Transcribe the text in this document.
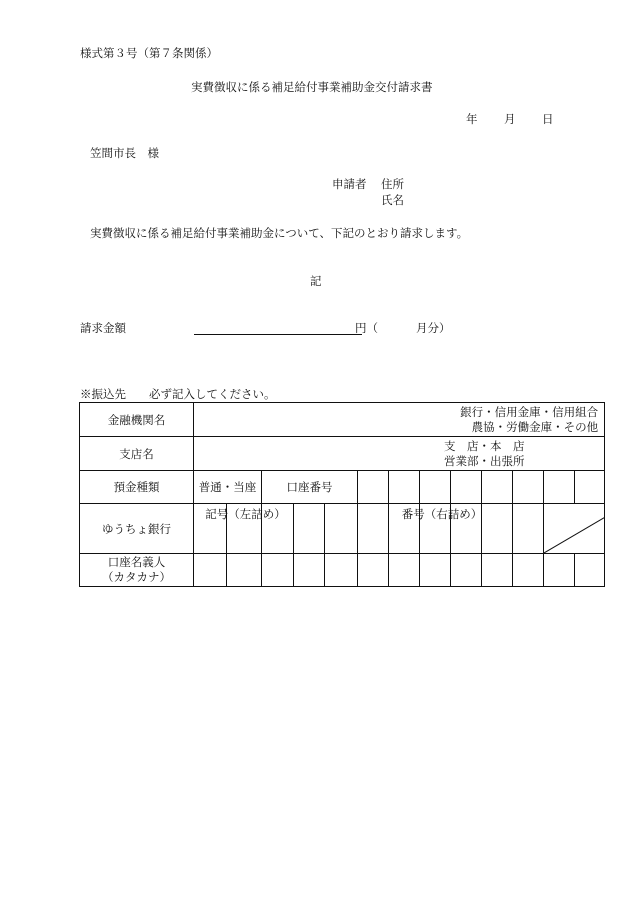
様式第３号（第７条関係）
実費徴収に係る補足給付事業補助金交付請求書
年 月 日
笠間市長　様
申請者 住所
氏名
実費徴収に係る補足給付事業補助金について、下記のとおり請求します。
記
請求金額	円（	月分）
※振込先　　必ず記入してください。
金融機関名	銀行・信用金庫・信用組合
農協・労働金庫・その他												

支店名	支　店・本　店
営業部・出張所												

預金種類	普通・当座		口座番号										
ゆうちょ銀行	記号（左詰め）			番号（右詰め）

口座名義人
（カタカナ）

▸ REQUIRED TASK
Go back to the records above and write them out exactly, without the pictures.

▸ EXERCISE OUTPUT
Transcribe the text in this document.
様式第３号（第７条関係）
実費徴収に係る補足給付事業補助金交付請求書
年 月 日
笠間市長　様
申請者 住所
氏名
実費徴収に係る補足給付事業補助金について、下記のとおり請求します。
記
請求金額	円（	月分）
※振込先　　必ず記入してください。
金融機関名	銀行・信用金庫・信用組合
農協・労働金庫・その他												

支店名	支　店・本　店
営業部・出張所												

預金種類	普通・当座		口座番号										
ゆうちょ銀行	記号（左詰め）			番号（右詰め）

口座名義人
（カタカナ）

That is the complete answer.